What is required
Reproduce the material below in full, substituting "star-glyph" for every occurrence of "star-icon" and leaving all else unchanged.

·····

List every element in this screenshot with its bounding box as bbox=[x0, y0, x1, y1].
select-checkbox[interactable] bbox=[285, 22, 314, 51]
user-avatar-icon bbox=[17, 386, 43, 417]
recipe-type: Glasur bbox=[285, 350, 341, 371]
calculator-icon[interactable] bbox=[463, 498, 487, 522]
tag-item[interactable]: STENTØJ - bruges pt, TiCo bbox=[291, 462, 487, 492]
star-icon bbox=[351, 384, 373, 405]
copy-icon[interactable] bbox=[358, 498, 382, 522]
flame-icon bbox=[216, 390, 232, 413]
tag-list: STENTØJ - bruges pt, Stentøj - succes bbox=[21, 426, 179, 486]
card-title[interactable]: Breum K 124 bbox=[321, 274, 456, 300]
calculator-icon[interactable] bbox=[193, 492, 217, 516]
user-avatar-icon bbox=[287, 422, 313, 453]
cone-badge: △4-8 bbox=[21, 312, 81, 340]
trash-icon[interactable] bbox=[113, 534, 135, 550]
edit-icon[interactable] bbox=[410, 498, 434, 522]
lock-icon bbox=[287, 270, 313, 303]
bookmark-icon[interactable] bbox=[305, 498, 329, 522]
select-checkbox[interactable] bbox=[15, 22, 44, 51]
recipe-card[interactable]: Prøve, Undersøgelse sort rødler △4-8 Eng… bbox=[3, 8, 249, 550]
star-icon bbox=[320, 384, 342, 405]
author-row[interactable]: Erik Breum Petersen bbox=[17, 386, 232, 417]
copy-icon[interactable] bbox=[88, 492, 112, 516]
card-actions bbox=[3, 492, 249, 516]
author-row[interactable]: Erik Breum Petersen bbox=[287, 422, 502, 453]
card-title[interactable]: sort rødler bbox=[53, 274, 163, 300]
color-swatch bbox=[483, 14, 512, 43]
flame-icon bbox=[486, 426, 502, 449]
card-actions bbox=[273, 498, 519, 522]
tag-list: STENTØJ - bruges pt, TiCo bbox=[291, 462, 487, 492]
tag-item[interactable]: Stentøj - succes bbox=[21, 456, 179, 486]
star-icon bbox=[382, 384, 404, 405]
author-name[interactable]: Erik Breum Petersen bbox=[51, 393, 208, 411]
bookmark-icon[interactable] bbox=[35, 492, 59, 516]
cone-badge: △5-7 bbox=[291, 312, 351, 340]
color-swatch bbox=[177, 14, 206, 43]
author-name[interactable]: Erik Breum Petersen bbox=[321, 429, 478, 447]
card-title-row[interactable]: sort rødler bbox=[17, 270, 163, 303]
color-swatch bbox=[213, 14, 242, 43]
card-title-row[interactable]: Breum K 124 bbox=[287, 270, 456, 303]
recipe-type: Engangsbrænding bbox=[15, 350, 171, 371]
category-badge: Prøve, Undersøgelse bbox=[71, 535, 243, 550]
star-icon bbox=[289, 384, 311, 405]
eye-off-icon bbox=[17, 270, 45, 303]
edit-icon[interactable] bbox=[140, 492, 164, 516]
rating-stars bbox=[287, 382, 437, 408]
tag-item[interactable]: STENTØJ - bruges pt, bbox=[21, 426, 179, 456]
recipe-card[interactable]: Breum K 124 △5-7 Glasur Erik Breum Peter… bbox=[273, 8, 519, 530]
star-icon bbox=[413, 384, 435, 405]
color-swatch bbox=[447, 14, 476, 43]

·····

Solution
List every element in this screenshot with its bounding box as bbox=[x0, y0, x1, y1].
select-checkbox[interactable] bbox=[285, 22, 314, 51]
user-avatar-icon bbox=[17, 386, 43, 417]
recipe-type: Glasur bbox=[285, 350, 341, 371]
calculator-icon[interactable] bbox=[463, 498, 487, 522]
tag-item[interactable]: STENTØJ - bruges pt, TiCo bbox=[291, 462, 487, 492]
star-glyph bbox=[351, 384, 373, 405]
copy-icon[interactable] bbox=[358, 498, 382, 522]
flame-icon bbox=[216, 390, 232, 413]
tag-list: STENTØJ - bruges pt, Stentøj - succes bbox=[21, 426, 179, 486]
card-title[interactable]: Breum K 124 bbox=[321, 274, 456, 300]
calculator-icon[interactable] bbox=[193, 492, 217, 516]
user-avatar-icon bbox=[287, 422, 313, 453]
cone-badge: △4-8 bbox=[21, 312, 81, 340]
trash-icon[interactable] bbox=[113, 534, 135, 550]
edit-icon[interactable] bbox=[410, 498, 434, 522]
lock-icon bbox=[287, 270, 313, 303]
bookmark-icon[interactable] bbox=[305, 498, 329, 522]
select-checkbox[interactable] bbox=[15, 22, 44, 51]
recipe-card[interactable]: Prøve, Undersøgelse sort rødler △4-8 Eng… bbox=[3, 8, 249, 550]
star-glyph bbox=[320, 384, 342, 405]
author-row[interactable]: Erik Breum Petersen bbox=[17, 386, 232, 417]
copy-icon[interactable] bbox=[88, 492, 112, 516]
card-actions bbox=[3, 492, 249, 516]
author-row[interactable]: Erik Breum Petersen bbox=[287, 422, 502, 453]
card-title[interactable]: sort rødler bbox=[53, 274, 163, 300]
color-swatch bbox=[483, 14, 512, 43]
flame-icon bbox=[486, 426, 502, 449]
card-actions bbox=[273, 498, 519, 522]
tag-list: STENTØJ - bruges pt, TiCo bbox=[291, 462, 487, 492]
tag-item[interactable]: Stentøj - succes bbox=[21, 456, 179, 486]
star-glyph bbox=[382, 384, 404, 405]
author-name[interactable]: Erik Breum Petersen bbox=[51, 393, 208, 411]
bookmark-icon[interactable] bbox=[35, 492, 59, 516]
cone-badge: △5-7 bbox=[291, 312, 351, 340]
color-swatch bbox=[177, 14, 206, 43]
author-name[interactable]: Erik Breum Petersen bbox=[321, 429, 478, 447]
card-title-row[interactable]: sort rødler bbox=[17, 270, 163, 303]
color-swatch bbox=[213, 14, 242, 43]
card-title-row[interactable]: Breum K 124 bbox=[287, 270, 456, 303]
recipe-type: Engangsbrænding bbox=[15, 350, 171, 371]
category-badge: Prøve, Undersøgelse bbox=[71, 535, 243, 550]
star-glyph bbox=[289, 384, 311, 405]
eye-off-icon bbox=[17, 270, 45, 303]
edit-icon[interactable] bbox=[140, 492, 164, 516]
rating-stars bbox=[287, 382, 437, 408]
tag-item[interactable]: STENTØJ - bruges pt, bbox=[21, 426, 179, 456]
recipe-card[interactable]: Breum K 124 △5-7 Glasur Erik Breum Peter… bbox=[273, 8, 519, 530]
star-glyph bbox=[413, 384, 435, 405]
color-swatch bbox=[447, 14, 476, 43]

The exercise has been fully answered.